Records for this exercise >>
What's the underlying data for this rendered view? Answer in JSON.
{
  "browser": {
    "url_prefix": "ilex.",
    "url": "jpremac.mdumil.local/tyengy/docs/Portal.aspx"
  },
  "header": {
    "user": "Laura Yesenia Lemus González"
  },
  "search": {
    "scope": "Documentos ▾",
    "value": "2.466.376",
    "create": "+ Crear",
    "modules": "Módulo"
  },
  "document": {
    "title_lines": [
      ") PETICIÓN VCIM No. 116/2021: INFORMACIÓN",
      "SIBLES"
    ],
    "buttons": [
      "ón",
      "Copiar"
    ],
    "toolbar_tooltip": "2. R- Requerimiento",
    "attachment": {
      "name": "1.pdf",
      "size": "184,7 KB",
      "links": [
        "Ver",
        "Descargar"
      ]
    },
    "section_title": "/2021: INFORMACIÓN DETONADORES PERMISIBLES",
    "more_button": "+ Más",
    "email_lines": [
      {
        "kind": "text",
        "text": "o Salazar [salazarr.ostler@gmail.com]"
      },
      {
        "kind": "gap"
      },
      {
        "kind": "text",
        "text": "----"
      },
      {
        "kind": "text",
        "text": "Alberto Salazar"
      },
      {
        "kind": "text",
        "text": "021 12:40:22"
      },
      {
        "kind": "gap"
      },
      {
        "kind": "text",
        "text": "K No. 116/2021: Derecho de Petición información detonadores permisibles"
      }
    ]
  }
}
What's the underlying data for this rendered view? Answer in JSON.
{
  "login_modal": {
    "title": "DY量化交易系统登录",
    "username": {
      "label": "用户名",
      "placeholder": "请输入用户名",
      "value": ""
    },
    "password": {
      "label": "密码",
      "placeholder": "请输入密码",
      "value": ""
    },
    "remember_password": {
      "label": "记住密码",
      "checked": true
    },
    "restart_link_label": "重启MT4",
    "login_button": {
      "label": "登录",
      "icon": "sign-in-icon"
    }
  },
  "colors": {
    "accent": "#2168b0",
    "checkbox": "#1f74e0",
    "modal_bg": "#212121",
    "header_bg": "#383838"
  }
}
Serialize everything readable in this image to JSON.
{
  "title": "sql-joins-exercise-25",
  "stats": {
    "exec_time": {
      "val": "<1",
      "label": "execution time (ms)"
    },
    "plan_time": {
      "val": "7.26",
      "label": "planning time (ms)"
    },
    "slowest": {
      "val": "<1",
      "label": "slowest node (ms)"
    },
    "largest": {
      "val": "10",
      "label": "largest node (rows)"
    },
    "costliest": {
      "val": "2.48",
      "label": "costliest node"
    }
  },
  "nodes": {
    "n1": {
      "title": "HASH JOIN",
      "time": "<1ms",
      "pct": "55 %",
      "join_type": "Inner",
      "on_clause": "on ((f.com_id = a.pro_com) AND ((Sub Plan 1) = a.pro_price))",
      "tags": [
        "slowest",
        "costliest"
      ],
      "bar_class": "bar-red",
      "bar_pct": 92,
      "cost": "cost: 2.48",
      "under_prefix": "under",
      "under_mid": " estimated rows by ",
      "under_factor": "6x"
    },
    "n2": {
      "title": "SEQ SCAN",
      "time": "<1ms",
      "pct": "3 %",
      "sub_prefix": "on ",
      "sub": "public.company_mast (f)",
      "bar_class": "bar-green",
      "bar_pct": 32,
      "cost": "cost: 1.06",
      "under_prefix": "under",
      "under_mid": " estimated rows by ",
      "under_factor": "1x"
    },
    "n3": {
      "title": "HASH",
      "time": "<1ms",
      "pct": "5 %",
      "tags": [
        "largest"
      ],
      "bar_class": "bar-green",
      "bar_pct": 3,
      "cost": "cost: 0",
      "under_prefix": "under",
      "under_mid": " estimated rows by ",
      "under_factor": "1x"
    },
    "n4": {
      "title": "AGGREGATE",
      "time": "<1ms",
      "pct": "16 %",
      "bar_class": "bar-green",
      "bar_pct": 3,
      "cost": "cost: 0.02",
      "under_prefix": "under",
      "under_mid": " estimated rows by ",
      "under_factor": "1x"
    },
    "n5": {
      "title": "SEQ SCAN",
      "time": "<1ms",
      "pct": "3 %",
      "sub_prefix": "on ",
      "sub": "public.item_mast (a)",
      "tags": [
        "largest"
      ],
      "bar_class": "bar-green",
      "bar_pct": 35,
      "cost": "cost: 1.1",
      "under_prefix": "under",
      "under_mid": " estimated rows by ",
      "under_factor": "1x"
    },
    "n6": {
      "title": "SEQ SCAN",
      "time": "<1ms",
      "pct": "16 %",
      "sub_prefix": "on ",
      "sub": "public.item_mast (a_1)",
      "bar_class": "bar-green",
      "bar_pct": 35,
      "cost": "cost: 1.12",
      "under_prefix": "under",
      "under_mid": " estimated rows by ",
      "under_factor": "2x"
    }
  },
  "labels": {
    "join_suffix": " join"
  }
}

Your goal >>
Extract the whole listing, character for character.

Finished exercise >>
What's the underlying data for this rendered view? Answer in JSON.
{
  "browser": {
    "url_prefix": "ilex.",
    "url": "jpremac.mdumil.local/tyengy/docs/Portal.aspx"
  },
  "header": {
    "user": "Laura Yesenia Lemus González"
  },
  "search": {
    "scope": "Documentos ▾",
    "value": "2.466.376",
    "create": "+ Crear",
    "modules": "Módulo"
  },
  "document": {
    "title_lines": [
      ") PETICIÓN VCIM No. 116/2021: INFORMACIÓN",
      "SIBLES"
    ],
    "buttons": [
      "ón",
      "Copiar"
    ],
    "toolbar_tooltip": "2. R- Requerimiento",
    "attachment": {
      "name": "1.pdf",
      "size": "184,7 KB",
      "links": [
        "Ver",
        "Descargar"
      ]
    },
    "section_title": "/2021: INFORMACIÓN DETONADORES PERMISIBLES",
    "more_button": "+ Más",
    "email_lines": [
      {
        "kind": "text",
        "text": "o Salazar [salazarr.ostler@gmail.com]"
      },
      {
        "kind": "gap"
      },
      {
        "kind": "text",
        "text": "----"
      },
      {
        "kind": "text",
        "text": "Alberto Salazar"
      },
      {
        "kind": "text",
        "text": "021 12:40:22"
      },
      {
        "kind": "gap"
      },
      {
        "kind": "text",
        "text": "K No. 116/2021: Derecho de Petición información detonadores permisibles"
      }
    ]
  }
}
What's the underlying data for this rendered view? Answer in JSON.
{
  "login_modal": {
    "title": "DY量化交易系统登录",
    "username": {
      "label": "用户名",
      "placeholder": "请输入用户名",
      "value": ""
    },
    "password": {
      "label": "密码",
      "placeholder": "请输入密码",
      "value": ""
    },
    "remember_password": {
      "label": "记住密码",
      "checked": true
    },
    "restart_link_label": "重启MT4",
    "login_button": {
      "label": "登录",
      "icon": "sign-in-icon"
    }
  },
  "colors": {
    "accent": "#2168b0",
    "checkbox": "#1f74e0",
    "modal_bg": "#212121",
    "header_bg": "#383838"
  }
}
Serialize everything readable in this image to JSON.
{
  "title": "sql-joins-exercise-25",
  "stats": {
    "exec_time": {
      "val": "<1",
      "label": "execution time (ms)"
    },
    "plan_time": {
      "val": "7.26",
      "label": "planning time (ms)"
    },
    "slowest": {
      "val": "<1",
      "label": "slowest node (ms)"
    },
    "largest": {
      "val": "10",
      "label": "largest node (rows)"
    },
    "costliest": {
      "val": "2.48",
      "label": "costliest node"
    }
  },
  "nodes": {
    "n1": {
      "title": "HASH JOIN",
      "time": "<1ms",
      "pct": "55 %",
      "join_type": "Inner",
      "on_clause": "on ((f.com_id = a.pro_com) AND ((Sub Plan 1) = a.pro_price))",
      "tags": [
        "slowest",
        "costliest"
      ],
      "bar_class": "bar-red",
      "bar_pct": 92,
      "cost": "cost: 2.48",
      "under_prefix": "under",
      "under_mid": " estimated rows by ",
      "under_factor": "6x"
    },
    "n2": {
      "title": "SEQ SCAN",
      "time": "<1ms",
      "pct": "3 %",
      "sub_prefix": "on ",
      "sub": "public.company_mast (f)",
      "bar_class": "bar-green",
      "bar_pct": 32,
      "cost": "cost: 1.06",
      "under_prefix": "under",
      "under_mid": " estimated rows by ",
      "under_factor": "1x"
    },
    "n3": {
      "title": "HASH",
      "time": "<1ms",
      "pct": "5 %",
      "tags": [
        "largest"
      ],
      "bar_class": "bar-green",
      "bar_pct": 3,
      "cost": "cost: 0",
      "under_prefix": "under",
      "under_mid": " estimated rows by ",
      "under_factor": "1x"
    },
    "n4": {
      "title": "AGGREGATE",
      "time": "<1ms",
      "pct": "16 %",
      "bar_class": "bar-green",
      "bar_pct": 3,
      "cost": "cost: 0.02",
      "under_prefix": "under",
      "under_mid": " estimated rows by ",
      "under_factor": "1x"
    },
    "n5": {
      "title": "SEQ SCAN",
      "time": "<1ms",
      "pct": "3 %",
      "sub_prefix": "on ",
      "sub": "public.item_mast (a)",
      "tags": [
        "largest"
      ],
      "bar_class": "bar-green",
      "bar_pct": 35,
      "cost": "cost: 1.1",
      "under_prefix": "under",
      "under_mid": " estimated rows by ",
      "under_factor": "1x"
    },
    "n6": {
      "title": "SEQ SCAN",
      "time": "<1ms",
      "pct": "16 %",
      "sub_prefix": "on ",
      "sub": "public.item_mast (a_1)",
      "bar_class": "bar-green",
      "bar_pct": 35,
      "cost": "cost: 1.12",
      "under_prefix": "under",
      "under_mid": " estimated rows by ",
      "under_factor": "2x"
    }
  },
  "labels": {
    "join_suffix": " join"
  }
}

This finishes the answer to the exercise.